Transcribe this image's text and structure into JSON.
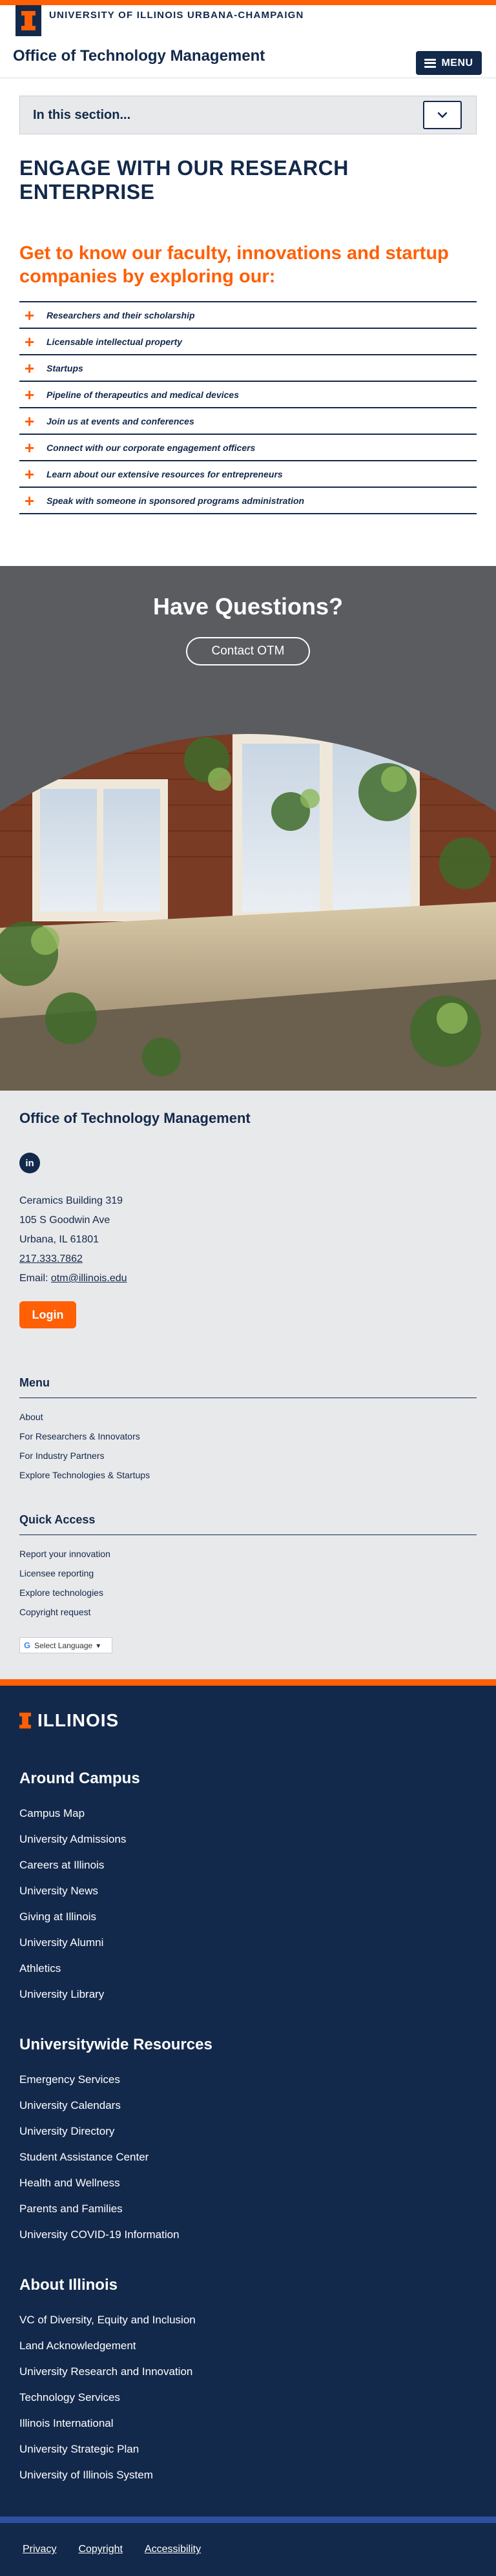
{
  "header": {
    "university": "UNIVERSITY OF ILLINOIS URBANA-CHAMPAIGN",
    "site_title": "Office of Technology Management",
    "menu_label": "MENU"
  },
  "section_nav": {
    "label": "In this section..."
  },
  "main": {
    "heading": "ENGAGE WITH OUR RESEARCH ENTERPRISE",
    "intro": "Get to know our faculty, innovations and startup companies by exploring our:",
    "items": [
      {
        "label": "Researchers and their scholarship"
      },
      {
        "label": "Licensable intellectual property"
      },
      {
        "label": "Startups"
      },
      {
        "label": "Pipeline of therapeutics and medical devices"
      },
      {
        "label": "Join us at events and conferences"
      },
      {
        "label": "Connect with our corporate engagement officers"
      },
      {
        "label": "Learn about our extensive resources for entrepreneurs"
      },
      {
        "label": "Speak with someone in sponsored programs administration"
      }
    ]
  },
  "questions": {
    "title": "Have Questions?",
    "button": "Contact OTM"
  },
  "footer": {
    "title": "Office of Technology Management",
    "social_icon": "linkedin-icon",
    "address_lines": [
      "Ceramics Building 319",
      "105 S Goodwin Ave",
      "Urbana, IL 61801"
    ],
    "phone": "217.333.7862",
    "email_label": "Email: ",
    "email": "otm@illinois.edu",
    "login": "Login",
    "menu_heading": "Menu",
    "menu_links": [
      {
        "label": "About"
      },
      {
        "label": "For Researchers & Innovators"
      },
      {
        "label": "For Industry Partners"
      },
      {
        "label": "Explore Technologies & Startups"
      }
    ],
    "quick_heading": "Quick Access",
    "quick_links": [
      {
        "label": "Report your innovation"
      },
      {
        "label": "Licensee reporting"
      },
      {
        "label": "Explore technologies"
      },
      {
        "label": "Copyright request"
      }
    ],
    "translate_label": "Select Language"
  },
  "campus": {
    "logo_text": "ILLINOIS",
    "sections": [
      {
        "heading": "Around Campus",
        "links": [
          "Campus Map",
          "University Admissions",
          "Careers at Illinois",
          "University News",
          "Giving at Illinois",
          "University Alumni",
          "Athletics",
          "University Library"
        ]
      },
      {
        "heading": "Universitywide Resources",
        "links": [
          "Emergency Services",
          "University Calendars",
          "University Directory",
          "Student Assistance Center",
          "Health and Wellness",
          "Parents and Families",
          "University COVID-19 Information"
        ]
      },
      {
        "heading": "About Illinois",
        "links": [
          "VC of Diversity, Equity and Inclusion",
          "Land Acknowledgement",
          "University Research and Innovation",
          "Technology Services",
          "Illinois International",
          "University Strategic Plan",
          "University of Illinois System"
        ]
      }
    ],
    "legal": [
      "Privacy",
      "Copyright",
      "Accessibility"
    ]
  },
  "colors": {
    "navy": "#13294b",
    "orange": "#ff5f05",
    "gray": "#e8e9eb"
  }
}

——

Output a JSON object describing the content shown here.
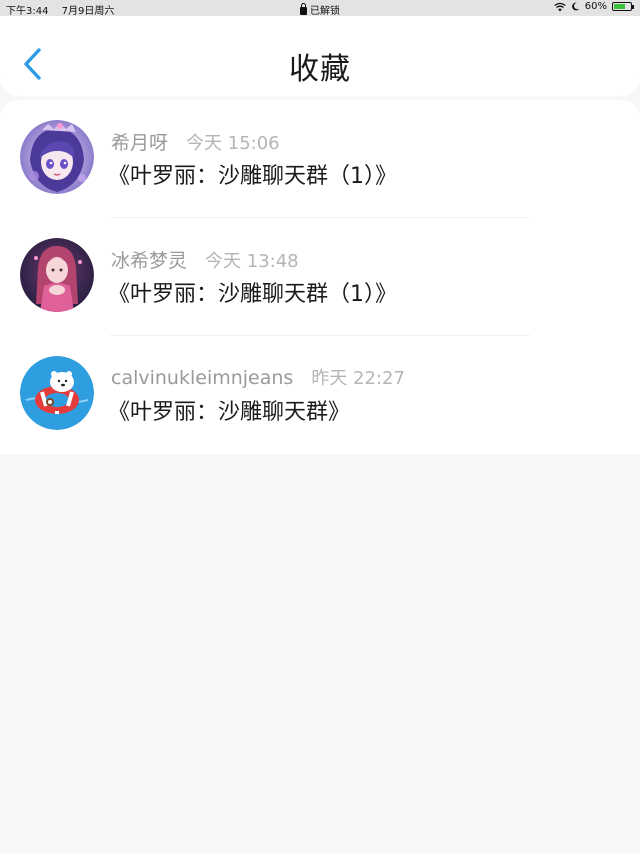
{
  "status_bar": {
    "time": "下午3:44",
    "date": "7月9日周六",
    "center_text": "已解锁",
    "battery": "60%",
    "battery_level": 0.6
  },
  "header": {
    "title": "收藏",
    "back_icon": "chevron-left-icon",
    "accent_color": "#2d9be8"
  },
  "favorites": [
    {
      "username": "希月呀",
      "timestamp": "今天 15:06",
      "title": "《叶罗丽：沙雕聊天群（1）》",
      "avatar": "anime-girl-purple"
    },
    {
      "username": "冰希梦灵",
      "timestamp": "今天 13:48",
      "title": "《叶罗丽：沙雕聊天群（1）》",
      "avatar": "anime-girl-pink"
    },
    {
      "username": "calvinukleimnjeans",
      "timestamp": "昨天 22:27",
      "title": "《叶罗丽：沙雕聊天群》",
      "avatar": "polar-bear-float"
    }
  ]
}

——

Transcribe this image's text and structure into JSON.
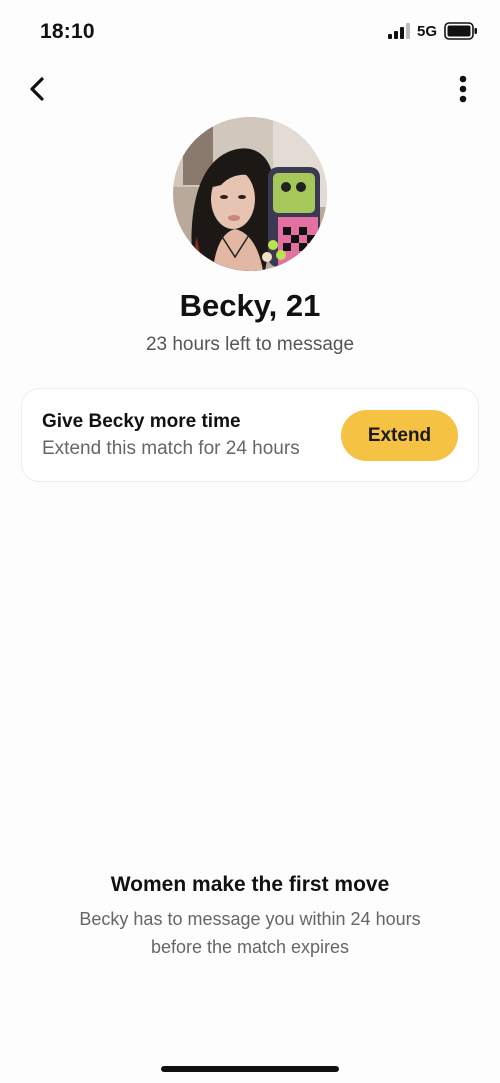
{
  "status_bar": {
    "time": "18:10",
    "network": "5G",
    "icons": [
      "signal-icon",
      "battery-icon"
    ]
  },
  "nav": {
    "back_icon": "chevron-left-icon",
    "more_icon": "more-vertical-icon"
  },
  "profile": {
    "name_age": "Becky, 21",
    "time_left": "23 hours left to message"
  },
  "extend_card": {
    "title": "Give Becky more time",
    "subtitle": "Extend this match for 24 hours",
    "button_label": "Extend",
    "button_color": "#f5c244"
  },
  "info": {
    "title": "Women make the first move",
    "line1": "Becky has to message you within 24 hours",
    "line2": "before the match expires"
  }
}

——

= Aim =
From the data, list each line in which the string "Services" appears.

= Result for this exercise =
          "Emergency Services",
          "Technology Services",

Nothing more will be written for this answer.